■ What needs to be done ■
Extract the text of each entry below exactly, leaving every image behind.

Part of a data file
++++++++

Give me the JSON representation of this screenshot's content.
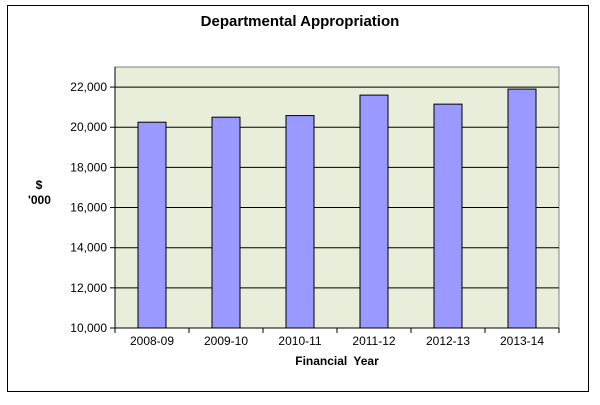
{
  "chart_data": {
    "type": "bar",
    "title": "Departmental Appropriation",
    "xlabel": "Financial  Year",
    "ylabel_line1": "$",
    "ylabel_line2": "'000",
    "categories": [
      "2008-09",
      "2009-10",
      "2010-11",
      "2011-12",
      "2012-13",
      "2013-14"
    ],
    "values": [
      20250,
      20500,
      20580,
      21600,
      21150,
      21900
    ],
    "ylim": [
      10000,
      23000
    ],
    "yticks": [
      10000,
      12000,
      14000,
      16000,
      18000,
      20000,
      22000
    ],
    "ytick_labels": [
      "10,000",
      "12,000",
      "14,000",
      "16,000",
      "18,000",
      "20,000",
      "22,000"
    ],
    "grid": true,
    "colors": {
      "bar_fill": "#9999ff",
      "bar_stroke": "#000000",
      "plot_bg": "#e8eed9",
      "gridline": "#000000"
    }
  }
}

++++++++

■ Full response ■
Give me the JSON representation of this screenshot's content.
{
  "chart_data": {
    "type": "bar",
    "title": "Departmental Appropriation",
    "xlabel": "Financial  Year",
    "ylabel_line1": "$",
    "ylabel_line2": "'000",
    "categories": [
      "2008-09",
      "2009-10",
      "2010-11",
      "2011-12",
      "2012-13",
      "2013-14"
    ],
    "values": [
      20250,
      20500,
      20580,
      21600,
      21150,
      21900
    ],
    "ylim": [
      10000,
      23000
    ],
    "yticks": [
      10000,
      12000,
      14000,
      16000,
      18000,
      20000,
      22000
    ],
    "ytick_labels": [
      "10,000",
      "12,000",
      "14,000",
      "16,000",
      "18,000",
      "20,000",
      "22,000"
    ],
    "grid": true,
    "colors": {
      "bar_fill": "#9999ff",
      "bar_stroke": "#000000",
      "plot_bg": "#e8eed9",
      "gridline": "#000000"
    }
  }
}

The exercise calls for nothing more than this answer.